:: TO DO ::
Tally up the lines that include "하나님이" and state that number by itself.

:: GIVEN INFORMATION ::

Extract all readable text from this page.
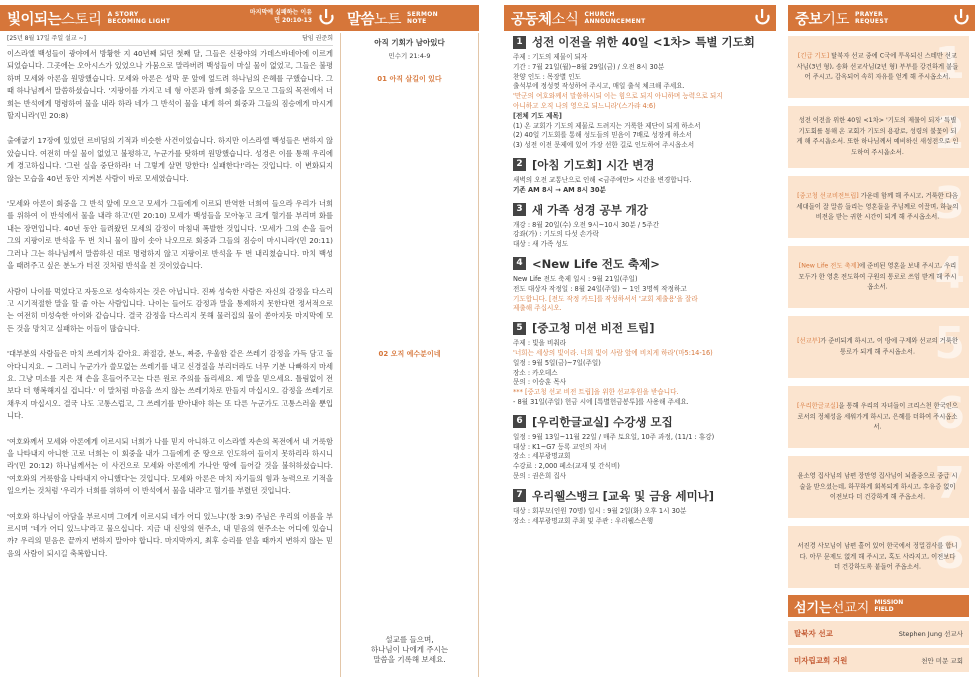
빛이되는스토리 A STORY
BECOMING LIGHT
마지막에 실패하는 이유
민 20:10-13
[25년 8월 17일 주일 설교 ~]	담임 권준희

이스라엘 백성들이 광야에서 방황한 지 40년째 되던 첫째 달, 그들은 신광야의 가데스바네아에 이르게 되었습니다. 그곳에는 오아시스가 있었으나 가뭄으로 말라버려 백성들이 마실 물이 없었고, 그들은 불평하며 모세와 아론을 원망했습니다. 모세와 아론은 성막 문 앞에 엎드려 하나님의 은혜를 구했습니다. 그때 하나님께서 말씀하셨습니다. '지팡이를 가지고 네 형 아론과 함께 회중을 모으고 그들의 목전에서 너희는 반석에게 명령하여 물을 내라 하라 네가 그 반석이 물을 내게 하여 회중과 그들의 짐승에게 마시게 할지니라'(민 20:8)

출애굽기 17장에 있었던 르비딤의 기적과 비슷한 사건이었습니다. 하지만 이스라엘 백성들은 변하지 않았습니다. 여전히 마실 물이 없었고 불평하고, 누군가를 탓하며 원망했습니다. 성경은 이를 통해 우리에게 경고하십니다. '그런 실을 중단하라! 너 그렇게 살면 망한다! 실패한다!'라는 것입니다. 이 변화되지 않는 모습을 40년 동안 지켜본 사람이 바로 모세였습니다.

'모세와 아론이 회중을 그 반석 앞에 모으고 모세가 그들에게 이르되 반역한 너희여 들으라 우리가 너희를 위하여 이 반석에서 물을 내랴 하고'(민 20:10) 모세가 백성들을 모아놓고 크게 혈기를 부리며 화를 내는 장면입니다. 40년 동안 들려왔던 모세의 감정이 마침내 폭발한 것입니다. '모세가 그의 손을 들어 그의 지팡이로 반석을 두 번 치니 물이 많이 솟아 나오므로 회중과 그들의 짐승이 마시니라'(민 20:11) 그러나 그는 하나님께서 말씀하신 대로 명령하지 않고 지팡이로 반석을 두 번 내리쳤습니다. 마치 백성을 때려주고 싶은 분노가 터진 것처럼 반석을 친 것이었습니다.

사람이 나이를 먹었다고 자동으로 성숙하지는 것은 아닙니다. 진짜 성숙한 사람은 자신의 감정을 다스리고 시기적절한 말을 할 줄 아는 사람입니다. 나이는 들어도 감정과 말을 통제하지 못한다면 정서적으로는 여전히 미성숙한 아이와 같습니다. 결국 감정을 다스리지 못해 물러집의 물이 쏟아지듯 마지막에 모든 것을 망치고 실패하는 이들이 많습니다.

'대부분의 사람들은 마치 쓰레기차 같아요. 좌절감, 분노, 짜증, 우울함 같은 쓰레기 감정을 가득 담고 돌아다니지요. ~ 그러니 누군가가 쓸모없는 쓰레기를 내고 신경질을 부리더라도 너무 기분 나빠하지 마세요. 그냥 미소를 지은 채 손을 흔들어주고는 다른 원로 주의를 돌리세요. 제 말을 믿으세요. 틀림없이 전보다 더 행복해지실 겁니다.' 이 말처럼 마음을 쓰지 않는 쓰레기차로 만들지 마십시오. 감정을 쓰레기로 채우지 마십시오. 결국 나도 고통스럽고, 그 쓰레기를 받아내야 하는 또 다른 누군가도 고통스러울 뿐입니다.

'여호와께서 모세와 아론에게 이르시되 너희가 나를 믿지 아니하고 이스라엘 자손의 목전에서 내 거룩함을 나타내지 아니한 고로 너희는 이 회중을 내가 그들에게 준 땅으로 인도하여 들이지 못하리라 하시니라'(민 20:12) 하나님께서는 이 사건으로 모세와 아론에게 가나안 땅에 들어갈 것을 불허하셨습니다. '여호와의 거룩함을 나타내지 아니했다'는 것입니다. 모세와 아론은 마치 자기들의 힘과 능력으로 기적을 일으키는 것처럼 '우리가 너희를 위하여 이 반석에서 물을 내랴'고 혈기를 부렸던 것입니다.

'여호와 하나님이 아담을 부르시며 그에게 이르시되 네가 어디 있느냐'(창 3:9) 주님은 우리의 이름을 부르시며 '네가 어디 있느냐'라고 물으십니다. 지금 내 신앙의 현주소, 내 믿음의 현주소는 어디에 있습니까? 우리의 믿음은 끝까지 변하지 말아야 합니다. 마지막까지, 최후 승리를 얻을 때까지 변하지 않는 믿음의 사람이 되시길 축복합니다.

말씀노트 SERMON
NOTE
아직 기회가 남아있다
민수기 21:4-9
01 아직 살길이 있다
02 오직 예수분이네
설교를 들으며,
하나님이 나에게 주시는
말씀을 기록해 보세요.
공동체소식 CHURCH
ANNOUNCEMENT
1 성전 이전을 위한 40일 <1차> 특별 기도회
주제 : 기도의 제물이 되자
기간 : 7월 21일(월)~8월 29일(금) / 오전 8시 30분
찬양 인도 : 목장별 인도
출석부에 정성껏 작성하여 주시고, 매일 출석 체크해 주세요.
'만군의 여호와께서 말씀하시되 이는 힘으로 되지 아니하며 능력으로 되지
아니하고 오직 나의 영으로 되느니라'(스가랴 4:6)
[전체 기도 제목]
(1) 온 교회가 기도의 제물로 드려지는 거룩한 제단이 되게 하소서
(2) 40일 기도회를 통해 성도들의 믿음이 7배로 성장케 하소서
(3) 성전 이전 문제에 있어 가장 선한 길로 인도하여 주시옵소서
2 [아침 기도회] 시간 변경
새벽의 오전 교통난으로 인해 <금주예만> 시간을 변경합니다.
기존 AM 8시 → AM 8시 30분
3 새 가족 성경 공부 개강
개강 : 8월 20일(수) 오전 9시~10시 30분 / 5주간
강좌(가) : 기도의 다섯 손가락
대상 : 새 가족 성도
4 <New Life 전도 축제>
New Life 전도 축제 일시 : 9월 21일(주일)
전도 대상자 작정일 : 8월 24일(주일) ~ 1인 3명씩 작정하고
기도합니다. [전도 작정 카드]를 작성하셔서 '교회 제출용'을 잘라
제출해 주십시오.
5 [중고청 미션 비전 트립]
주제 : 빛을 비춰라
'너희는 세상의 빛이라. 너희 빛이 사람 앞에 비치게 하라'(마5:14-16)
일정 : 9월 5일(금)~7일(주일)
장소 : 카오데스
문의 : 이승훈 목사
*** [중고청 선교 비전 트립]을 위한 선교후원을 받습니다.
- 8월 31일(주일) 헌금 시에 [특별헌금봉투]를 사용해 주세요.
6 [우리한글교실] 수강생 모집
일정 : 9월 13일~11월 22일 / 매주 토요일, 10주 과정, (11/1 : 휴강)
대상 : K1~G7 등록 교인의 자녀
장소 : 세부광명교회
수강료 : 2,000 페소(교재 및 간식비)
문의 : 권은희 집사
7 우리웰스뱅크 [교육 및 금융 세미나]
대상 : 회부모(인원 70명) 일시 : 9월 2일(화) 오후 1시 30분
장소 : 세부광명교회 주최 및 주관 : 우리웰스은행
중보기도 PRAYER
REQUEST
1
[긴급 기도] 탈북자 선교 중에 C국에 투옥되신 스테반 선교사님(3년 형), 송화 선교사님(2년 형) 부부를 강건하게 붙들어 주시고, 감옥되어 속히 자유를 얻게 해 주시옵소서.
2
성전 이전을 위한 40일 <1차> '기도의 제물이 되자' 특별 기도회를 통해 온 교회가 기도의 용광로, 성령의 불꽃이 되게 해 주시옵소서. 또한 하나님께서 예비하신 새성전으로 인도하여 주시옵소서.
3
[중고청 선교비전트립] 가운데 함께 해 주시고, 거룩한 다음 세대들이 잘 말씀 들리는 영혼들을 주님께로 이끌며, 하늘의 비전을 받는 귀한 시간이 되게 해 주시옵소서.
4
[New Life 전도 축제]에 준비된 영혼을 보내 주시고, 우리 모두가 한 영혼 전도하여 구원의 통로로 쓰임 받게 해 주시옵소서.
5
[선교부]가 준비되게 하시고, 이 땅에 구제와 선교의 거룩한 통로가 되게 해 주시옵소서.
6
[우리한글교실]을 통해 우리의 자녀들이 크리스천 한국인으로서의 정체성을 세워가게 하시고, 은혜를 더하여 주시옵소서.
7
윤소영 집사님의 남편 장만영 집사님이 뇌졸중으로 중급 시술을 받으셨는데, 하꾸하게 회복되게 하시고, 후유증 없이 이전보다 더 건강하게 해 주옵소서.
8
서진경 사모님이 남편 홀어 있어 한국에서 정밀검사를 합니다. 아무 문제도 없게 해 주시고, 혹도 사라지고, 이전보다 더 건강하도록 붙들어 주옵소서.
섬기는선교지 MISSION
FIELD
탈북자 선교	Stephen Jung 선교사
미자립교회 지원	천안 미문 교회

* * *

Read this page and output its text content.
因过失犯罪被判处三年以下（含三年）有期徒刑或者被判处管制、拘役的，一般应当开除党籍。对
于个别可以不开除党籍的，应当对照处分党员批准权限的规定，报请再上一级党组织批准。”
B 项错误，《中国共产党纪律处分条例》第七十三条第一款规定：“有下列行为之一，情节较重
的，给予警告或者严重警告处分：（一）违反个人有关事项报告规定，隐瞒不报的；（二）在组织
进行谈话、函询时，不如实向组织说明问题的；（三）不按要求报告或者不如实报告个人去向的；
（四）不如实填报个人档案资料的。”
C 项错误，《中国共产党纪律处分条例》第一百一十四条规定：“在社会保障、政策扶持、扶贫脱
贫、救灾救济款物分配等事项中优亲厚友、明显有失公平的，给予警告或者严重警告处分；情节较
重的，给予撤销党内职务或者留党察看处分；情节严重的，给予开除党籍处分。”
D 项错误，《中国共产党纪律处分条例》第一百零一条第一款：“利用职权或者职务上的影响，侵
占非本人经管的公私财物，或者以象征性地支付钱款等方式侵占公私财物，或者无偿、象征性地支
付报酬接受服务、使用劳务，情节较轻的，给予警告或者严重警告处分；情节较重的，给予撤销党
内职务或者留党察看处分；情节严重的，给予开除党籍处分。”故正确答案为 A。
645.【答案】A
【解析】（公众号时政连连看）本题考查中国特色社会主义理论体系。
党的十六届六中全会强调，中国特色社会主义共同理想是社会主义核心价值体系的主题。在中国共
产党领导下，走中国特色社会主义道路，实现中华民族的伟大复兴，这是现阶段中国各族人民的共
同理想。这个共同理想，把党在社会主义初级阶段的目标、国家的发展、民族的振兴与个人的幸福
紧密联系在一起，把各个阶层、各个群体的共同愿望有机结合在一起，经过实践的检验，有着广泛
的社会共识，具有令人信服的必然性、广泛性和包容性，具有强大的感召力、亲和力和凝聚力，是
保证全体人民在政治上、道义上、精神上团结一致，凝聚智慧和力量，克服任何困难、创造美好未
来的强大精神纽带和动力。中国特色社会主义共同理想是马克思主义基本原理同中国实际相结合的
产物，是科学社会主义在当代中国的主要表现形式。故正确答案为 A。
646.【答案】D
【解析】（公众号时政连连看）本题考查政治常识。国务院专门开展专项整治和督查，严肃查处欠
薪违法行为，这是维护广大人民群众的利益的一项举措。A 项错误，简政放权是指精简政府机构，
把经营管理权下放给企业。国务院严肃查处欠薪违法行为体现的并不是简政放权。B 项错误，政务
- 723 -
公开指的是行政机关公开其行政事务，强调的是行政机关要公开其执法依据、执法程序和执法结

:: PROBLEM SOLUTION ::
2